The problem = Examine the records and identify each line that includes the string "number". Copy those lines.

-- Task data start --

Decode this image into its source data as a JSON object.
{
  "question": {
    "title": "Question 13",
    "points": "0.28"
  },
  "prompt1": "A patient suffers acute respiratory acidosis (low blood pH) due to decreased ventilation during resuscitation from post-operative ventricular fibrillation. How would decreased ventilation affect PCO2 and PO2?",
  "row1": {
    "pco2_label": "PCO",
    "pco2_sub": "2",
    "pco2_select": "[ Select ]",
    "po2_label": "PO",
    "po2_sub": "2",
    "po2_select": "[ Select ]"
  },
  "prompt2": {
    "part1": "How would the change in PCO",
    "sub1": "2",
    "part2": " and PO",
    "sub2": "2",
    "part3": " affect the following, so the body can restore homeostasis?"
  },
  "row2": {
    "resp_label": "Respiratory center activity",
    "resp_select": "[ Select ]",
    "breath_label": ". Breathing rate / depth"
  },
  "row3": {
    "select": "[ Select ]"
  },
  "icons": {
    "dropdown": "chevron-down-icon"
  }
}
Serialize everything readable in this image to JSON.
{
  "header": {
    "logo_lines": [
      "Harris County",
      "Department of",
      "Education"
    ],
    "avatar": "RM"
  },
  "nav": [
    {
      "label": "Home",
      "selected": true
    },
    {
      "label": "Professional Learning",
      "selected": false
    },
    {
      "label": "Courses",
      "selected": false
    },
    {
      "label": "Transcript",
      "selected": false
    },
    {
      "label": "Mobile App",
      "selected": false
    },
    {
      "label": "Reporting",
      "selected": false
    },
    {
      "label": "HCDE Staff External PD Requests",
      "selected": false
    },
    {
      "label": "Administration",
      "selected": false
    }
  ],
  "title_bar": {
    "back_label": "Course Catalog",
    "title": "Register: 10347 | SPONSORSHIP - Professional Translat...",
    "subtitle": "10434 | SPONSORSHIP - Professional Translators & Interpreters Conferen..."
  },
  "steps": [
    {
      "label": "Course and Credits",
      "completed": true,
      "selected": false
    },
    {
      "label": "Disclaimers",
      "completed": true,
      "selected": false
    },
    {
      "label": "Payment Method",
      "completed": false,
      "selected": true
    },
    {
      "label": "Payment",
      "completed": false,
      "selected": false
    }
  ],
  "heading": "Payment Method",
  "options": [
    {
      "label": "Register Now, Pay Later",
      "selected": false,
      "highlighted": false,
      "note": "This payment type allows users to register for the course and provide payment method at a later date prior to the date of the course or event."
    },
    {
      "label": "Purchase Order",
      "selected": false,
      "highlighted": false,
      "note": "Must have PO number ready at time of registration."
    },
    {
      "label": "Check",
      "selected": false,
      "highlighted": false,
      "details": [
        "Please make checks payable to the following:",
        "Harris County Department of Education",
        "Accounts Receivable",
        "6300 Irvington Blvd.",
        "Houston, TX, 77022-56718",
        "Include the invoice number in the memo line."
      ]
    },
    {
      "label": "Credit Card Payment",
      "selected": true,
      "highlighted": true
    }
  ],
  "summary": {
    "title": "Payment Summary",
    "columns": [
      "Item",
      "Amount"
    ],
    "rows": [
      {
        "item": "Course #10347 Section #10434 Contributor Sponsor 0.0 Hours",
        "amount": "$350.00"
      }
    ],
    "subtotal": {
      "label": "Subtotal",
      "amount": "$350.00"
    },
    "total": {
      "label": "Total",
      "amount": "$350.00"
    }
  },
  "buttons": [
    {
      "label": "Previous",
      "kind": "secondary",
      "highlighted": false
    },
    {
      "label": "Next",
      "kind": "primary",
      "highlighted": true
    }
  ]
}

-- Task data end --

Final result =
      "note": "Must have PO number ready at time of registration."
        "Include the invoice number in the memo line."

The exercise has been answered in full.